» Problem: Set the listing down again in full, word for word, with the pictures left out.

— START Data for this exercise —

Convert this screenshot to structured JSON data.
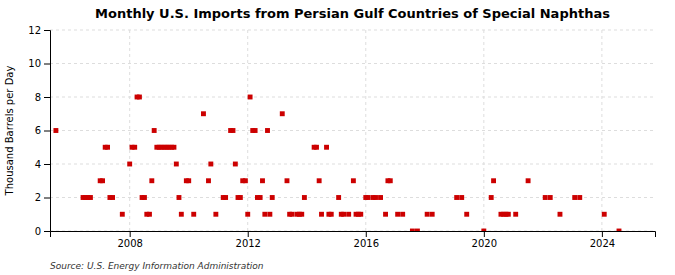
{
  "chart_data": {
    "type": "scatter",
    "title": "Monthly U.S. Imports from Persian Gulf Countries of Special Naphthas",
    "ylabel": "Thousand Barrels per Day",
    "annotations": [
      "Source: U.S. Energy Information Administration"
    ],
    "color": "#CC0000",
    "marker": "square",
    "grid": true,
    "xlim": [
      2005.3,
      2025.8
    ],
    "xticks": [
      2008,
      2012,
      2016,
      2020,
      2024
    ],
    "ylim": [
      0,
      12
    ],
    "yticks": [
      0,
      2,
      4,
      6,
      8,
      10,
      12
    ],
    "x": [
      2005.5,
      2006.42,
      2006.5,
      2006.58,
      2006.67,
      2007.0,
      2007.08,
      2007.17,
      2007.25,
      2007.33,
      2007.42,
      2007.75,
      2008.0,
      2008.08,
      2008.17,
      2008.25,
      2008.33,
      2008.42,
      2008.5,
      2008.58,
      2008.67,
      2008.75,
      2008.83,
      2008.92,
      2009.0,
      2009.08,
      2009.17,
      2009.25,
      2009.33,
      2009.42,
      2009.5,
      2009.58,
      2009.67,
      2009.75,
      2009.92,
      2010.0,
      2010.17,
      2010.5,
      2010.67,
      2010.75,
      2010.92,
      2011.17,
      2011.25,
      2011.42,
      2011.5,
      2011.58,
      2011.67,
      2011.75,
      2011.83,
      2011.92,
      2012.0,
      2012.08,
      2012.17,
      2012.25,
      2012.33,
      2012.42,
      2012.5,
      2012.58,
      2012.67,
      2012.75,
      2012.83,
      2013.17,
      2013.33,
      2013.42,
      2013.5,
      2013.67,
      2013.75,
      2013.83,
      2013.92,
      2014.25,
      2014.33,
      2014.42,
      2014.5,
      2014.67,
      2014.75,
      2014.83,
      2015.08,
      2015.17,
      2015.25,
      2015.42,
      2015.58,
      2015.67,
      2015.75,
      2015.83,
      2016.0,
      2016.08,
      2016.25,
      2016.33,
      2016.5,
      2016.67,
      2016.75,
      2016.83,
      2017.08,
      2017.25,
      2017.58,
      2017.75,
      2018.08,
      2018.25,
      2019.08,
      2019.25,
      2019.42,
      2020.0,
      2020.25,
      2020.33,
      2020.58,
      2020.67,
      2020.75,
      2020.83,
      2021.08,
      2021.5,
      2022.08,
      2022.25,
      2022.58,
      2023.08,
      2023.25,
      2024.08,
      2024.58
    ],
    "values": [
      6,
      2,
      2,
      2,
      2,
      3,
      3,
      5,
      5,
      2,
      2,
      1,
      4,
      5,
      5,
      8,
      8,
      2,
      2,
      1,
      1,
      3,
      6,
      5,
      5,
      5,
      5,
      5,
      5,
      5,
      5,
      4,
      2,
      1,
      3,
      3,
      1,
      7,
      3,
      4,
      1,
      2,
      2,
      6,
      6,
      4,
      2,
      2,
      3,
      3,
      1,
      8,
      6,
      6,
      2,
      2,
      3,
      1,
      6,
      1,
      2,
      7,
      3,
      1,
      1,
      1,
      1,
      1,
      2,
      5,
      5,
      3,
      1,
      5,
      1,
      1,
      2,
      1,
      1,
      1,
      3,
      1,
      1,
      1,
      2,
      2,
      2,
      2,
      2,
      1,
      3,
      3,
      1,
      1,
      0,
      0,
      1,
      1,
      2,
      2,
      1,
      0,
      2,
      3,
      1,
      1,
      1,
      1,
      1,
      3,
      2,
      2,
      1,
      2,
      2,
      1,
      0
    ]
  }
}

— END Data for this exercise —

» Result:
Convert this screenshot to structured JSON data.
{
  "chart_data": {
    "type": "scatter",
    "title": "Monthly U.S. Imports from Persian Gulf Countries of Special Naphthas",
    "ylabel": "Thousand Barrels per Day",
    "annotations": [
      "Source: U.S. Energy Information Administration"
    ],
    "color": "#CC0000",
    "marker": "square",
    "grid": true,
    "xlim": [
      2005.3,
      2025.8
    ],
    "xticks": [
      2008,
      2012,
      2016,
      2020,
      2024
    ],
    "ylim": [
      0,
      12
    ],
    "yticks": [
      0,
      2,
      4,
      6,
      8,
      10,
      12
    ],
    "x": [
      2005.5,
      2006.42,
      2006.5,
      2006.58,
      2006.67,
      2007.0,
      2007.08,
      2007.17,
      2007.25,
      2007.33,
      2007.42,
      2007.75,
      2008.0,
      2008.08,
      2008.17,
      2008.25,
      2008.33,
      2008.42,
      2008.5,
      2008.58,
      2008.67,
      2008.75,
      2008.83,
      2008.92,
      2009.0,
      2009.08,
      2009.17,
      2009.25,
      2009.33,
      2009.42,
      2009.5,
      2009.58,
      2009.67,
      2009.75,
      2009.92,
      2010.0,
      2010.17,
      2010.5,
      2010.67,
      2010.75,
      2010.92,
      2011.17,
      2011.25,
      2011.42,
      2011.5,
      2011.58,
      2011.67,
      2011.75,
      2011.83,
      2011.92,
      2012.0,
      2012.08,
      2012.17,
      2012.25,
      2012.33,
      2012.42,
      2012.5,
      2012.58,
      2012.67,
      2012.75,
      2012.83,
      2013.17,
      2013.33,
      2013.42,
      2013.5,
      2013.67,
      2013.75,
      2013.83,
      2013.92,
      2014.25,
      2014.33,
      2014.42,
      2014.5,
      2014.67,
      2014.75,
      2014.83,
      2015.08,
      2015.17,
      2015.25,
      2015.42,
      2015.58,
      2015.67,
      2015.75,
      2015.83,
      2016.0,
      2016.08,
      2016.25,
      2016.33,
      2016.5,
      2016.67,
      2016.75,
      2016.83,
      2017.08,
      2017.25,
      2017.58,
      2017.75,
      2018.08,
      2018.25,
      2019.08,
      2019.25,
      2019.42,
      2020.0,
      2020.25,
      2020.33,
      2020.58,
      2020.67,
      2020.75,
      2020.83,
      2021.08,
      2021.5,
      2022.08,
      2022.25,
      2022.58,
      2023.08,
      2023.25,
      2024.08,
      2024.58
    ],
    "values": [
      6,
      2,
      2,
      2,
      2,
      3,
      3,
      5,
      5,
      2,
      2,
      1,
      4,
      5,
      5,
      8,
      8,
      2,
      2,
      1,
      1,
      3,
      6,
      5,
      5,
      5,
      5,
      5,
      5,
      5,
      5,
      4,
      2,
      1,
      3,
      3,
      1,
      7,
      3,
      4,
      1,
      2,
      2,
      6,
      6,
      4,
      2,
      2,
      3,
      3,
      1,
      8,
      6,
      6,
      2,
      2,
      3,
      1,
      6,
      1,
      2,
      7,
      3,
      1,
      1,
      1,
      1,
      1,
      2,
      5,
      5,
      3,
      1,
      5,
      1,
      1,
      2,
      1,
      1,
      1,
      3,
      1,
      1,
      1,
      2,
      2,
      2,
      2,
      2,
      1,
      3,
      3,
      1,
      1,
      0,
      0,
      1,
      1,
      2,
      2,
      1,
      0,
      2,
      3,
      1,
      1,
      1,
      1,
      1,
      3,
      2,
      2,
      1,
      2,
      2,
      1,
      0
    ]
  }
}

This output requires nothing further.